Report all lines from the entries below in which "Chair" appears.
______________________________
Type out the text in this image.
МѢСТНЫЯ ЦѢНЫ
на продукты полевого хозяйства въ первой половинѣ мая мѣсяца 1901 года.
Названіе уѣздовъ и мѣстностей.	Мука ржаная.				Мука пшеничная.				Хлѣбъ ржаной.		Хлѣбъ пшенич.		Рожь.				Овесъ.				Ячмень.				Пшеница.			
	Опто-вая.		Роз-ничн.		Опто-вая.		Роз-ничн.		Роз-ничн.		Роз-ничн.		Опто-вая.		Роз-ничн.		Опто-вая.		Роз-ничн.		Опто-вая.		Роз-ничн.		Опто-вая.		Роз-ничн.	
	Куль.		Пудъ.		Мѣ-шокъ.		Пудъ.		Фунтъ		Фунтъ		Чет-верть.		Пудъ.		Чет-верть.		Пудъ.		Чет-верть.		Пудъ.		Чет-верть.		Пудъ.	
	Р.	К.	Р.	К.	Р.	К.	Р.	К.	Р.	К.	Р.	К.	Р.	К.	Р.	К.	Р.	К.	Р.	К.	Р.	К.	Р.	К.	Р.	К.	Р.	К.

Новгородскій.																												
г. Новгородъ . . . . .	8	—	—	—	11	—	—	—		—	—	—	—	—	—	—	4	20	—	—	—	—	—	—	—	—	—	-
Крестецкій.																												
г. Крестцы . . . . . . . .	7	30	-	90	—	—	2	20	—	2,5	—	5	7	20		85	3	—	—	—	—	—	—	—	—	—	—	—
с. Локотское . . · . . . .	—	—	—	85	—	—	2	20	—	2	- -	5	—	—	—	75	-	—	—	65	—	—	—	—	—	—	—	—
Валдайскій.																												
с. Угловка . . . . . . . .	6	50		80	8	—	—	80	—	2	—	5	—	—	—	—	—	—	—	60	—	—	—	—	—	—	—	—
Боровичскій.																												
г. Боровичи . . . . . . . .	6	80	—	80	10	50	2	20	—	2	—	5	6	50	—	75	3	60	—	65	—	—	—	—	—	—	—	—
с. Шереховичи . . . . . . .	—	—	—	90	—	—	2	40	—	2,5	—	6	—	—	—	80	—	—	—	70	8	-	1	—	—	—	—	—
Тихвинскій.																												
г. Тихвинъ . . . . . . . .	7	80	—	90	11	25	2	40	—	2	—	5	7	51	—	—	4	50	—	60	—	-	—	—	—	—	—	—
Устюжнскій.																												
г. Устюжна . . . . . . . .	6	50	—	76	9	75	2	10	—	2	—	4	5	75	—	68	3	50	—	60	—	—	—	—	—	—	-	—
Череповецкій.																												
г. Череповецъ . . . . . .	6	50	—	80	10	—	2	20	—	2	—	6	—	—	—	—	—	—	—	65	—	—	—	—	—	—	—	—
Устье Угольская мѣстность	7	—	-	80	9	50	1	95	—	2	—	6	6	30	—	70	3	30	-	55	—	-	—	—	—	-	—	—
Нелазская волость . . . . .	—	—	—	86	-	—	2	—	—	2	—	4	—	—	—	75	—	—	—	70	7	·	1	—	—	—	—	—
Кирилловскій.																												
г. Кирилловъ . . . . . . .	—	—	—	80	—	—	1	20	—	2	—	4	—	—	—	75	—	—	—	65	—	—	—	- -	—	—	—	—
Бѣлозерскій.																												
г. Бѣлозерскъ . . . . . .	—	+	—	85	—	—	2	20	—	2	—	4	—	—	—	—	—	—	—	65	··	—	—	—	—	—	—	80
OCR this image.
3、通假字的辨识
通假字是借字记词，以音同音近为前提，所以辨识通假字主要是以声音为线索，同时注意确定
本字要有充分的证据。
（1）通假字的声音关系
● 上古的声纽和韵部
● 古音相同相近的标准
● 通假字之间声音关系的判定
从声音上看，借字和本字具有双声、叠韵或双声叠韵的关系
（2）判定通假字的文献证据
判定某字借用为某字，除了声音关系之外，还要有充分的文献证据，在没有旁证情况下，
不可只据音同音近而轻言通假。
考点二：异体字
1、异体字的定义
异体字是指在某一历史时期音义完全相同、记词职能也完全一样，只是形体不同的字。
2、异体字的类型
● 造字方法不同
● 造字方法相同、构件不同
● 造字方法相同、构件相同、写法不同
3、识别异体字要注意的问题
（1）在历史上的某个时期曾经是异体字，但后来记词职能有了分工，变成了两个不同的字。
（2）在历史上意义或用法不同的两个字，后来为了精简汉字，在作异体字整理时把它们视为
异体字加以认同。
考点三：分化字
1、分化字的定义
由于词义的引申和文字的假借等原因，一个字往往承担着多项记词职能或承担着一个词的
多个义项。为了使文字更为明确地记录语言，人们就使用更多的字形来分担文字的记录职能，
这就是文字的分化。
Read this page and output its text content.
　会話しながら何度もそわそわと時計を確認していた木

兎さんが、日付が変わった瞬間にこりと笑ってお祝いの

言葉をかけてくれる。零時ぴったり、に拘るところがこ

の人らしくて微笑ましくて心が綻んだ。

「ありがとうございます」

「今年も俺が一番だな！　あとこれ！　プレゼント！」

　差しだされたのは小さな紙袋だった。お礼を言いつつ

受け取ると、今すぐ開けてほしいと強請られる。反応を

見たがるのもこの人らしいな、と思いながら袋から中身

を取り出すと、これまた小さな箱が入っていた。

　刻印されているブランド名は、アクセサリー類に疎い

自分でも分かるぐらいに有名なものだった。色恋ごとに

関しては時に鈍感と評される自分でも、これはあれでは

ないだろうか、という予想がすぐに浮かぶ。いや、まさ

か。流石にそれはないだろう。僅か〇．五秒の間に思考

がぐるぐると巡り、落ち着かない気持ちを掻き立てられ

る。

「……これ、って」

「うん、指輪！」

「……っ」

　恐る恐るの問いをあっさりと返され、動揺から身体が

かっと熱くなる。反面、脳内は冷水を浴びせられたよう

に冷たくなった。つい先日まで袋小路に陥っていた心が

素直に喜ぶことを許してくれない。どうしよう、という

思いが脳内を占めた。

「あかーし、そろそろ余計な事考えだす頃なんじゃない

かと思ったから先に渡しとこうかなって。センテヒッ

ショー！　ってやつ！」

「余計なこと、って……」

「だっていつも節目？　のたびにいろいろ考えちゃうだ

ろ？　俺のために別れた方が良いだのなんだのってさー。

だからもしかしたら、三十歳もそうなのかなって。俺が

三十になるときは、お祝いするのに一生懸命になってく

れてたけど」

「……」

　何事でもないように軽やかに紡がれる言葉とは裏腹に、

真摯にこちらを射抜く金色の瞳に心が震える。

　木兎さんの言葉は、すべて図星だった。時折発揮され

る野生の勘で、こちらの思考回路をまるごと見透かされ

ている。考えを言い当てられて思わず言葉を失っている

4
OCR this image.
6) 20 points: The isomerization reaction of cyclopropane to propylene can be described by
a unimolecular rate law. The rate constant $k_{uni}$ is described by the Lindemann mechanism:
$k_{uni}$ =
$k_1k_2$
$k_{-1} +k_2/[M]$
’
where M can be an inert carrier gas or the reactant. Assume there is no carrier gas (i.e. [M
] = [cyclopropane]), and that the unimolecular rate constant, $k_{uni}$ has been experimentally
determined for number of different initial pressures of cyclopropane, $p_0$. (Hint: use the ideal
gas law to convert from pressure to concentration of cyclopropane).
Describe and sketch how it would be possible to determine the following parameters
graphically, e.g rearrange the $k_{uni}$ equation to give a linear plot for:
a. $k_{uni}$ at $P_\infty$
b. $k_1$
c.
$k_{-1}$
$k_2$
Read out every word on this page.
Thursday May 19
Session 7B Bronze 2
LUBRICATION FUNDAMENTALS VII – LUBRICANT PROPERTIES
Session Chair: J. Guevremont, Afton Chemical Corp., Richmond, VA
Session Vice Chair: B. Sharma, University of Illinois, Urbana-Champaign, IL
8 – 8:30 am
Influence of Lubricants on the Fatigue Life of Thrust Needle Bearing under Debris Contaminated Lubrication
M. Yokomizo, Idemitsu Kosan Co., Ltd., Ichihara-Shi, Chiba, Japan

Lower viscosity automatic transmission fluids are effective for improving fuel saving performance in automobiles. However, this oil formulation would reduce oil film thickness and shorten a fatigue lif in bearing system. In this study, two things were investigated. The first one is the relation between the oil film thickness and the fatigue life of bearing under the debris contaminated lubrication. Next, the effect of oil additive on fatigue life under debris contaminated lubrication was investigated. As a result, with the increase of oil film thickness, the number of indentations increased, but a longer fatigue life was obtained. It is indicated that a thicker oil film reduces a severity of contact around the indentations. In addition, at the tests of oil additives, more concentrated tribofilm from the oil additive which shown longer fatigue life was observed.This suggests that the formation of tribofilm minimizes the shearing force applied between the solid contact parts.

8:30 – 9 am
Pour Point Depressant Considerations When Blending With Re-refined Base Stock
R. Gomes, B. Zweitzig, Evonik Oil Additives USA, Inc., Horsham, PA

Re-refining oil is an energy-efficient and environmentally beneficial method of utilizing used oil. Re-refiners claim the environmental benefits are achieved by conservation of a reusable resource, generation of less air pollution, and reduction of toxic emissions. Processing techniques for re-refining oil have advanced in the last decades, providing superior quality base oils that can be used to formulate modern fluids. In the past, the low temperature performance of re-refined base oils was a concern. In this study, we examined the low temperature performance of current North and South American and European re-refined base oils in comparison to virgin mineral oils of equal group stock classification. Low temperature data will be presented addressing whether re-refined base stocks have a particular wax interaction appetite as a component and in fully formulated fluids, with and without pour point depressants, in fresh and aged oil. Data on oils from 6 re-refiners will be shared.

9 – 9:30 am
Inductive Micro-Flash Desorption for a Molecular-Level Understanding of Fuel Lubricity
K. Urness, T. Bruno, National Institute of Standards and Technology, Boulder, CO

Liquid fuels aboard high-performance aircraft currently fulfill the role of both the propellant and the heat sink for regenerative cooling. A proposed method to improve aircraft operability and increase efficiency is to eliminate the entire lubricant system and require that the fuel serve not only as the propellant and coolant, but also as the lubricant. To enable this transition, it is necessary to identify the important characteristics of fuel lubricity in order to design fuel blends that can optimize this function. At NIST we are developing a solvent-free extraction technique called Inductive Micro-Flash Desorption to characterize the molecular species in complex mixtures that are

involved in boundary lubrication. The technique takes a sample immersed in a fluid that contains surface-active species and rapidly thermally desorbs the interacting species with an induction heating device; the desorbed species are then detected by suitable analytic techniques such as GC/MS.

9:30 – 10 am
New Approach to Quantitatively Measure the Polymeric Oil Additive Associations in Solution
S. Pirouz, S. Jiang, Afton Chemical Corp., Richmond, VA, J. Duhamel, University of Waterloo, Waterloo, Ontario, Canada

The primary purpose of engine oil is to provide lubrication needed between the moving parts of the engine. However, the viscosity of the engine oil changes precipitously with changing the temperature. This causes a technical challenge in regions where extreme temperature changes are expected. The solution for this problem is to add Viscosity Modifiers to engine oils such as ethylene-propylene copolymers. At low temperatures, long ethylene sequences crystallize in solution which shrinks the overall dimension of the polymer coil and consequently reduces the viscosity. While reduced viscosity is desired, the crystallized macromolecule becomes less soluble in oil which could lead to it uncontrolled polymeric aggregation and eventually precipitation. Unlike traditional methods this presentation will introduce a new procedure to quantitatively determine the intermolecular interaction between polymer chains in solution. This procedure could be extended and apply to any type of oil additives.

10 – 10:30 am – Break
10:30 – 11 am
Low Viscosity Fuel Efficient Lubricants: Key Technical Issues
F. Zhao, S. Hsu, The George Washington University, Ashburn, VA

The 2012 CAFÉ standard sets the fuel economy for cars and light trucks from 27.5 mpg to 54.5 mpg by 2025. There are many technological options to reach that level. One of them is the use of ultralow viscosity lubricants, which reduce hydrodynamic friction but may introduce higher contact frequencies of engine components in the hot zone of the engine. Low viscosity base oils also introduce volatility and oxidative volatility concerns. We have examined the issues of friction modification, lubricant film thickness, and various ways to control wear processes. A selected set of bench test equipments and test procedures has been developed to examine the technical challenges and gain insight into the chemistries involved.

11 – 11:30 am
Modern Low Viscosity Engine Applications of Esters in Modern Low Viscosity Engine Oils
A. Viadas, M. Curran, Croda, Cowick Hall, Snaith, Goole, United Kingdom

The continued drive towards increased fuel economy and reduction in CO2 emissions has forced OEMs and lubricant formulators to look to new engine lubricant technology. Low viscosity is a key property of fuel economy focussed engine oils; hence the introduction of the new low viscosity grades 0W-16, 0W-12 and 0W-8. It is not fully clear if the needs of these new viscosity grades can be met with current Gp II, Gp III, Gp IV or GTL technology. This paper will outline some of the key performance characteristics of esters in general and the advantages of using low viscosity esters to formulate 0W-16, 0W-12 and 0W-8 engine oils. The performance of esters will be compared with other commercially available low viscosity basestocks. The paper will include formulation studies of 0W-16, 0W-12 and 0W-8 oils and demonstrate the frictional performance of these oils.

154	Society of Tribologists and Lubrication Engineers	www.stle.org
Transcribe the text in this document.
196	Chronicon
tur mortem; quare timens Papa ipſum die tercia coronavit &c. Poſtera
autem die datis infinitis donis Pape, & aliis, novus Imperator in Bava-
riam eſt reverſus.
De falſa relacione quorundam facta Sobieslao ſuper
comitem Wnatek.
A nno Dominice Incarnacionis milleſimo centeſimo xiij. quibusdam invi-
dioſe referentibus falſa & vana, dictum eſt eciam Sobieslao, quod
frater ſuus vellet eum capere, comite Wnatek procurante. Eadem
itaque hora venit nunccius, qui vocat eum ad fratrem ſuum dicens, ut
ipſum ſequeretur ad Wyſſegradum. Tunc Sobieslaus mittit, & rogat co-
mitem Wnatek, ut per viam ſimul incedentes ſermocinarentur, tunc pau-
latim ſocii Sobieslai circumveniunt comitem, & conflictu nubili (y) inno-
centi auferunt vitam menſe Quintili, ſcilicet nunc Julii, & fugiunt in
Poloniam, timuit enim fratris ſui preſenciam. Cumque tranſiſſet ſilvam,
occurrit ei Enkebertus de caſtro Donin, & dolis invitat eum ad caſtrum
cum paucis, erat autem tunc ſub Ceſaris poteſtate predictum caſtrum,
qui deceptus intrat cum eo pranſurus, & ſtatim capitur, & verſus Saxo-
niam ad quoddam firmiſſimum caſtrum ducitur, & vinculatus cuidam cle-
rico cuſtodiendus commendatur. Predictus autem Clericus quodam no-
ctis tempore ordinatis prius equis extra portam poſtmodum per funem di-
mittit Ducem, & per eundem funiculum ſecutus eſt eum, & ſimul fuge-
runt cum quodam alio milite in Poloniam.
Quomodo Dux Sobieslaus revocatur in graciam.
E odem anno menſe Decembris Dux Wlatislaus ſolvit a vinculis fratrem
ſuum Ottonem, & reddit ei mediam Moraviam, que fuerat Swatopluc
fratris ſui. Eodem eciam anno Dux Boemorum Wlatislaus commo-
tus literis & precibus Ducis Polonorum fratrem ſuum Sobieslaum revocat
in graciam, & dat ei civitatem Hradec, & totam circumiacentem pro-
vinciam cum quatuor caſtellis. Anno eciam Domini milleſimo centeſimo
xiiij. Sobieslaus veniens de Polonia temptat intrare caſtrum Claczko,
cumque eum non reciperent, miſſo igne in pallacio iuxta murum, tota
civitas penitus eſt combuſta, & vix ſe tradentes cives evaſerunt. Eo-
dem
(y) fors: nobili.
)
______________________________
**Task output:**
Session Chair: J. Guevremont, Afton Chemical Corp., Richmond, VA
Session Vice Chair: B. Sharma, University of Illinois, Urbana-Champaign, IL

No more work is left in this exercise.